start Materials provided
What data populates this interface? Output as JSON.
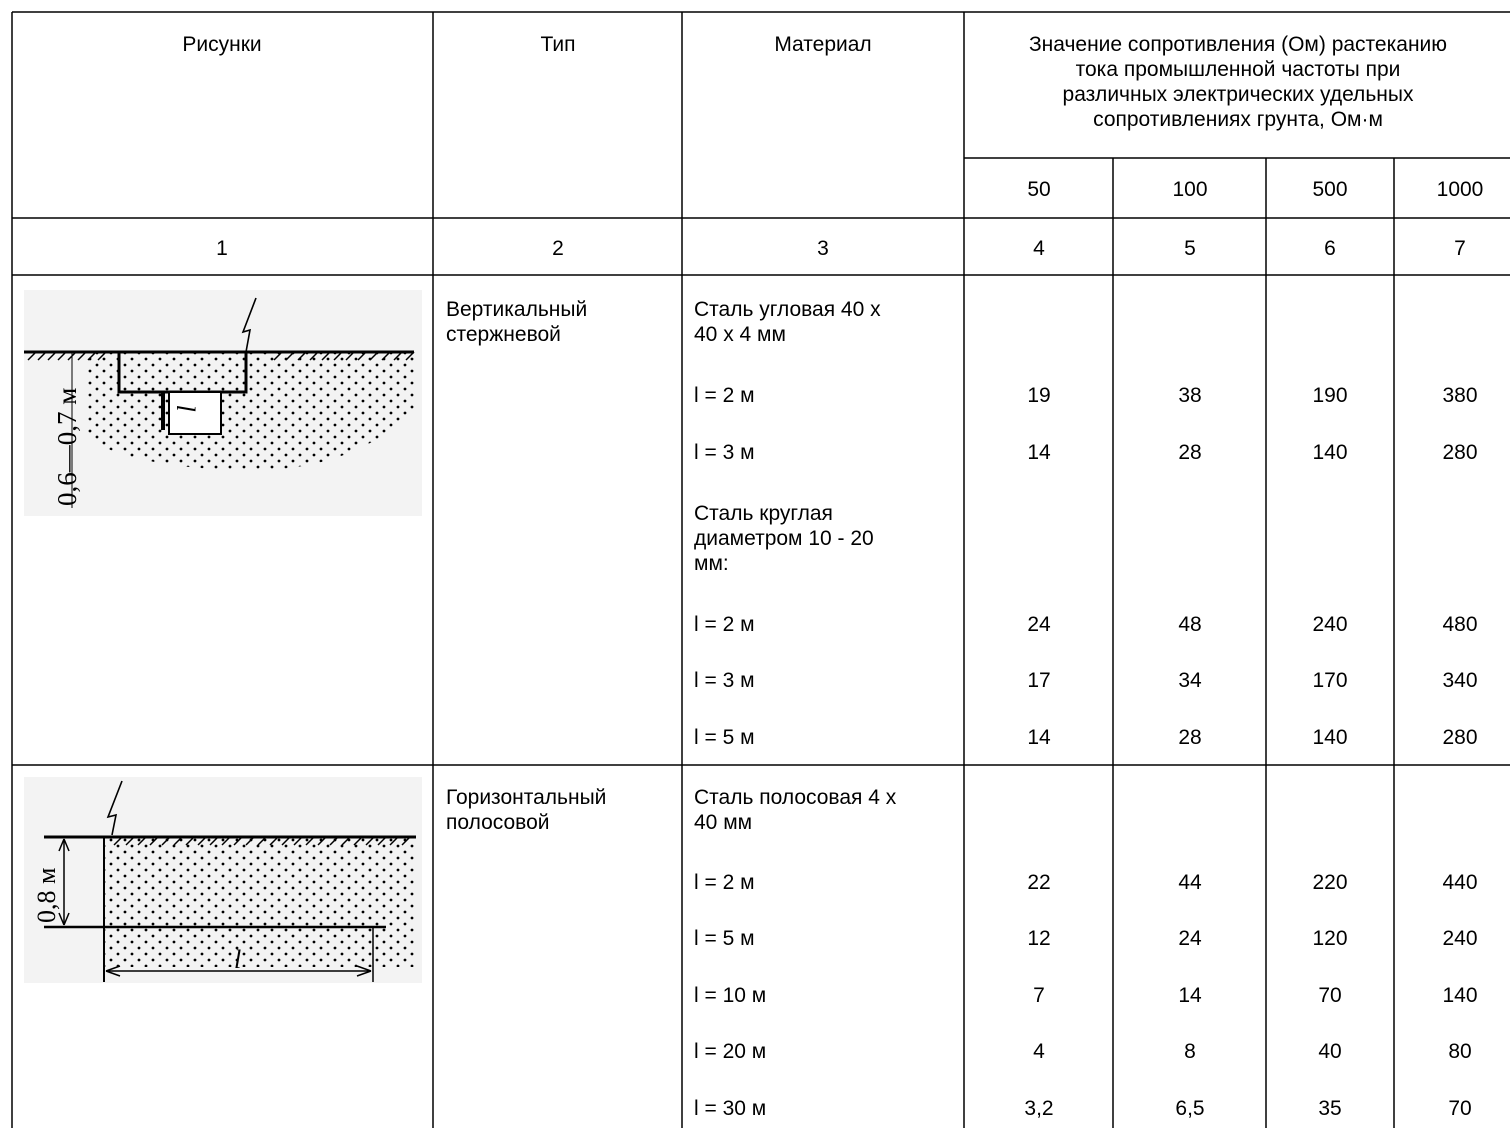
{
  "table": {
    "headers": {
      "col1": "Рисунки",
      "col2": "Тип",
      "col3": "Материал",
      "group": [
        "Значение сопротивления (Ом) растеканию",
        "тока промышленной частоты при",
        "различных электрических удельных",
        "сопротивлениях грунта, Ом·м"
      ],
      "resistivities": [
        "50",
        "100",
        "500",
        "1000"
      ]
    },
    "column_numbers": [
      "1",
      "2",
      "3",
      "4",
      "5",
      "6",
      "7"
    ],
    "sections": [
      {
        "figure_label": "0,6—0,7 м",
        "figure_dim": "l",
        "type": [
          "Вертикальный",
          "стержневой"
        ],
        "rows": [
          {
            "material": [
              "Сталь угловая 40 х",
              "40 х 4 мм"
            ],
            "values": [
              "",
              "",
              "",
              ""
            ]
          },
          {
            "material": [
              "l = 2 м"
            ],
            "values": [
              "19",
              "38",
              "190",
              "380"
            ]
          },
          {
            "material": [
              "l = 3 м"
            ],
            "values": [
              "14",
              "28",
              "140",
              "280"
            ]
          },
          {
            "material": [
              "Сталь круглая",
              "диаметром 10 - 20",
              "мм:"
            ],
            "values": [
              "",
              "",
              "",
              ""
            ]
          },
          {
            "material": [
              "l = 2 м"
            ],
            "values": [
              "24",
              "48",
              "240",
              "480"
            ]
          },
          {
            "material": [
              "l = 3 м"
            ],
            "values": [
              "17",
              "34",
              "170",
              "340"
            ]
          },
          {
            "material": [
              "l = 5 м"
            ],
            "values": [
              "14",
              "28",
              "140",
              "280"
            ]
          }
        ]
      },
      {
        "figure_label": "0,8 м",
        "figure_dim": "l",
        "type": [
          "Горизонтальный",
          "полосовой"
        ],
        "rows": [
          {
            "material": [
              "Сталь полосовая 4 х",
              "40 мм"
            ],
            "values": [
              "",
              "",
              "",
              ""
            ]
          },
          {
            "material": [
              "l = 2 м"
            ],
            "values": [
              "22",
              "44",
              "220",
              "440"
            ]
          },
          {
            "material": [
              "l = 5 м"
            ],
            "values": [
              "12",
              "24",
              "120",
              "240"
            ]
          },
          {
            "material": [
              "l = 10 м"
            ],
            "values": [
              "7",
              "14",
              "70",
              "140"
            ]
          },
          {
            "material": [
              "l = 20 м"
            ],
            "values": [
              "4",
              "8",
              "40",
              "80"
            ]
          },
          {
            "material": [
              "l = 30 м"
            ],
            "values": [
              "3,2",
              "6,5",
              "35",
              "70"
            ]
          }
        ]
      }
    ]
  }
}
end Materials provided
Write the entries above out in full, exactly, with no images.

• [Reply to the task]
What data populates this interface? Output as JSON.
{
  "table": {
    "headers": {
      "col1": "Рисунки",
      "col2": "Тип",
      "col3": "Материал",
      "group": [
        "Значение сопротивления (Ом) растеканию",
        "тока промышленной частоты при",
        "различных электрических удельных",
        "сопротивлениях грунта, Ом·м"
      ],
      "resistivities": [
        "50",
        "100",
        "500",
        "1000"
      ]
    },
    "column_numbers": [
      "1",
      "2",
      "3",
      "4",
      "5",
      "6",
      "7"
    ],
    "sections": [
      {
        "figure_label": "0,6—0,7 м",
        "figure_dim": "l",
        "type": [
          "Вертикальный",
          "стержневой"
        ],
        "rows": [
          {
            "material": [
              "Сталь угловая 40 х",
              "40 х 4 мм"
            ],
            "values": [
              "",
              "",
              "",
              ""
            ]
          },
          {
            "material": [
              "l = 2 м"
            ],
            "values": [
              "19",
              "38",
              "190",
              "380"
            ]
          },
          {
            "material": [
              "l = 3 м"
            ],
            "values": [
              "14",
              "28",
              "140",
              "280"
            ]
          },
          {
            "material": [
              "Сталь круглая",
              "диаметром 10 - 20",
              "мм:"
            ],
            "values": [
              "",
              "",
              "",
              ""
            ]
          },
          {
            "material": [
              "l = 2 м"
            ],
            "values": [
              "24",
              "48",
              "240",
              "480"
            ]
          },
          {
            "material": [
              "l = 3 м"
            ],
            "values": [
              "17",
              "34",
              "170",
              "340"
            ]
          },
          {
            "material": [
              "l = 5 м"
            ],
            "values": [
              "14",
              "28",
              "140",
              "280"
            ]
          }
        ]
      },
      {
        "figure_label": "0,8 м",
        "figure_dim": "l",
        "type": [
          "Горизонтальный",
          "полосовой"
        ],
        "rows": [
          {
            "material": [
              "Сталь полосовая 4 х",
              "40 мм"
            ],
            "values": [
              "",
              "",
              "",
              ""
            ]
          },
          {
            "material": [
              "l = 2 м"
            ],
            "values": [
              "22",
              "44",
              "220",
              "440"
            ]
          },
          {
            "material": [
              "l = 5 м"
            ],
            "values": [
              "12",
              "24",
              "120",
              "240"
            ]
          },
          {
            "material": [
              "l = 10 м"
            ],
            "values": [
              "7",
              "14",
              "70",
              "140"
            ]
          },
          {
            "material": [
              "l = 20 м"
            ],
            "values": [
              "4",
              "8",
              "40",
              "80"
            ]
          },
          {
            "material": [
              "l = 30 м"
            ],
            "values": [
              "3,2",
              "6,5",
              "35",
              "70"
            ]
          }
        ]
      }
    ]
  }
}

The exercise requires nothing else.